• [Brief]: Please copy the listing from its first line to the line with "exon: [1276, 1897, 1414, 1916]", changing "Wedge shape" to "Pie slice" and leaving everything else unchanged.

• [Exercise inputs]:
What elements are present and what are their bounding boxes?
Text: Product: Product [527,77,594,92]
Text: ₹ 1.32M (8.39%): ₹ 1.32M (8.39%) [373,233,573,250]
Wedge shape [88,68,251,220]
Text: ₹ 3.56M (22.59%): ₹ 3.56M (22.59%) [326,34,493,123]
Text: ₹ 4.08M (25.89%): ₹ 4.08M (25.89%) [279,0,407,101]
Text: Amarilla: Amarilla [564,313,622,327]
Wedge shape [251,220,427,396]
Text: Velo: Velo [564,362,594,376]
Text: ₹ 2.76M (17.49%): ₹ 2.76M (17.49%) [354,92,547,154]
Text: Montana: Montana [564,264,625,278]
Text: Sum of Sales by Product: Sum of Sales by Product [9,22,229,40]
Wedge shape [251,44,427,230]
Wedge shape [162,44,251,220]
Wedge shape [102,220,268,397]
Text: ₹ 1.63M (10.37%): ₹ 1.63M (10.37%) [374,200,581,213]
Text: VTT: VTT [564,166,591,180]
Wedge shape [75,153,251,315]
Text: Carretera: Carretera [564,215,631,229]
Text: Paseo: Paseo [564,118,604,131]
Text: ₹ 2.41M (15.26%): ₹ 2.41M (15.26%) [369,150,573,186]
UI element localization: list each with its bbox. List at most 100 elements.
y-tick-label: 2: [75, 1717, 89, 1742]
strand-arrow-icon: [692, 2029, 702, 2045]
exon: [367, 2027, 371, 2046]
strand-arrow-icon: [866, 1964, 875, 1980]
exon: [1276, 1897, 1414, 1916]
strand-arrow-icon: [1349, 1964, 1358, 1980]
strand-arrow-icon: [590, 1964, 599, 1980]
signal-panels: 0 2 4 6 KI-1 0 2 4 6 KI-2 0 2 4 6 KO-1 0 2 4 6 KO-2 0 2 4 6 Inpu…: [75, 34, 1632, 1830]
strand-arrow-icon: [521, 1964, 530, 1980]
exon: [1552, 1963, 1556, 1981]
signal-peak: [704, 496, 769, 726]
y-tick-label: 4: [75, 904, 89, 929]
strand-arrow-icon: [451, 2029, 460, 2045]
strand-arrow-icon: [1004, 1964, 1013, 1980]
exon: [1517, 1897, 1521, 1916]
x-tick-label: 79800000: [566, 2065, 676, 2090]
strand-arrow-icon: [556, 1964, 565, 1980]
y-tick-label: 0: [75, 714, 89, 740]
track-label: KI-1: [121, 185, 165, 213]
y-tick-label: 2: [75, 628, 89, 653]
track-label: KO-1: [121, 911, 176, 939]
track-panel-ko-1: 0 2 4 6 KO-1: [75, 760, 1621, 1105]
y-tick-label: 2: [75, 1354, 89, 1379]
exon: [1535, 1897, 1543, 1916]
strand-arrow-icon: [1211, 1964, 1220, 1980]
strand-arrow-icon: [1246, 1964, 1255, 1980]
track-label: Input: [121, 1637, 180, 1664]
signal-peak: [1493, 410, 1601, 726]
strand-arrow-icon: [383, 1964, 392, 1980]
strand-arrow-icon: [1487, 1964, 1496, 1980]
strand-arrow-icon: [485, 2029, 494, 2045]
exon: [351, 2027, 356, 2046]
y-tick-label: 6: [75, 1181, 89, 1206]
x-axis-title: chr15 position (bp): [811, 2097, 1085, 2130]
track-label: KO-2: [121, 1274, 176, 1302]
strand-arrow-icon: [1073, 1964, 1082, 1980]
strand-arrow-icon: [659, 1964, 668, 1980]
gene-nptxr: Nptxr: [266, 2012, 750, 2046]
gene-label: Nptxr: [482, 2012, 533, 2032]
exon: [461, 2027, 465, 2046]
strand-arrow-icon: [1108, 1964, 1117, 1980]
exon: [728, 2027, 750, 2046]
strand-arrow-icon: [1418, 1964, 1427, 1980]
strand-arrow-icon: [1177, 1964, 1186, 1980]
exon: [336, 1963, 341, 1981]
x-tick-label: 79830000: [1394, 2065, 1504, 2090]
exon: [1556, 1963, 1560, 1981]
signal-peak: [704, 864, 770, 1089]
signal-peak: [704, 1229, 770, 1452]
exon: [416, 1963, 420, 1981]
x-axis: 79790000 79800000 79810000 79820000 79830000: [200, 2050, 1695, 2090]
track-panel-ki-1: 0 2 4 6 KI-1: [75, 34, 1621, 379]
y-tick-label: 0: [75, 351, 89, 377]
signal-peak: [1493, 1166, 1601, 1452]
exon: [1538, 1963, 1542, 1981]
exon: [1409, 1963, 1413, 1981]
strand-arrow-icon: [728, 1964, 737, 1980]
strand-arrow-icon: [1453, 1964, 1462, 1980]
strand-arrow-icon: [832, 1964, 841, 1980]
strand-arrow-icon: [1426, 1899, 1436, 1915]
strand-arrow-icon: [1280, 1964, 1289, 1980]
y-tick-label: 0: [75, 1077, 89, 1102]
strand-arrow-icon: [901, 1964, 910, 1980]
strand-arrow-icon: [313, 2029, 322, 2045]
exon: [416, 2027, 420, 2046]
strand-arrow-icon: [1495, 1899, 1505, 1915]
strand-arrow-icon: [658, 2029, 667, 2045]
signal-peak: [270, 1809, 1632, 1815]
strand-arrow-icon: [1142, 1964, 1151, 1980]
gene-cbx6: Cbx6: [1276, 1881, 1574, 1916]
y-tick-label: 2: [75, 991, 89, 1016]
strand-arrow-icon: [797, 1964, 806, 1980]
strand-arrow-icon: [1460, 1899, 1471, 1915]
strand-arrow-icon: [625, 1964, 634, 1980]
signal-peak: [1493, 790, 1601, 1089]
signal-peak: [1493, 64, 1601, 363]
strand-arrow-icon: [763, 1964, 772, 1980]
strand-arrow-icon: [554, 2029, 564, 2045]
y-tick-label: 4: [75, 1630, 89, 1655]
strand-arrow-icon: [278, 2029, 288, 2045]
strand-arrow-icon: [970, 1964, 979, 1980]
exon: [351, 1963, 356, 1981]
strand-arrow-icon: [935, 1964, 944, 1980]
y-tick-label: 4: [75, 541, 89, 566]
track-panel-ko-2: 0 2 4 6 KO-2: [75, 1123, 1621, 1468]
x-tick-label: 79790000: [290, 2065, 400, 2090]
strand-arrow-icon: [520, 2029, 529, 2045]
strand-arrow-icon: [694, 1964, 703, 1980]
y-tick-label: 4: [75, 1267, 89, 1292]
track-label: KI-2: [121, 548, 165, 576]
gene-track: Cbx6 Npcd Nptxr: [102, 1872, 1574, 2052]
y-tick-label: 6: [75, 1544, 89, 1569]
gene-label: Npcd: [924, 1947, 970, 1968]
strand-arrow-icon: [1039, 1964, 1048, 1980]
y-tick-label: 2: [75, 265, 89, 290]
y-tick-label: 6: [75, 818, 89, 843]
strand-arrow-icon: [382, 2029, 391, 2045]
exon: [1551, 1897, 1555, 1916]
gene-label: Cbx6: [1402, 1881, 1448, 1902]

• [Solved exercise]:
What elements are present and what are their bounding boxes?
Text: Product: Product [527,77,594,92]
Text: ₹ 1.32M (8.39%): ₹ 1.32M (8.39%) [373,233,573,250]
Pie slice [88,68,251,220]
Text: ₹ 3.56M (22.59%): ₹ 3.56M (22.59%) [326,34,493,123]
Text: ₹ 4.08M (25.89%): ₹ 4.08M (25.89%) [279,0,407,101]
Text: Amarilla: Amarilla [564,313,622,327]
Pie slice [251,220,427,396]
Text: Velo: Velo [564,362,594,376]
Text: ₹ 2.76M (17.49%): ₹ 2.76M (17.49%) [354,92,547,154]
Text: Montana: Montana [564,264,625,278]
Text: Sum of Sales by Product: Sum of Sales by Product [9,22,229,40]
Pie slice [251,44,427,230]
Pie slice [162,44,251,220]
Pie slice [102,220,268,397]
Text: ₹ 1.63M (10.37%): ₹ 1.63M (10.37%) [374,200,581,213]
Text: VTT: VTT [564,166,591,180]
Pie slice [75,153,251,315]
Text: Carretera: Carretera [564,215,631,229]
Text: Paseo: Paseo [564,118,604,131]
Text: ₹ 2.41M (15.26%): ₹ 2.41M (15.26%) [369,150,573,186]
UI element localization: list each with its bbox. List at most 100 elements.
y-tick-label: 2: [75, 1717, 89, 1742]
strand-arrow-icon: [692, 2029, 702, 2045]
exon: [367, 2027, 371, 2046]
strand-arrow-icon: [866, 1964, 875, 1980]
exon: [1276, 1897, 1414, 1916]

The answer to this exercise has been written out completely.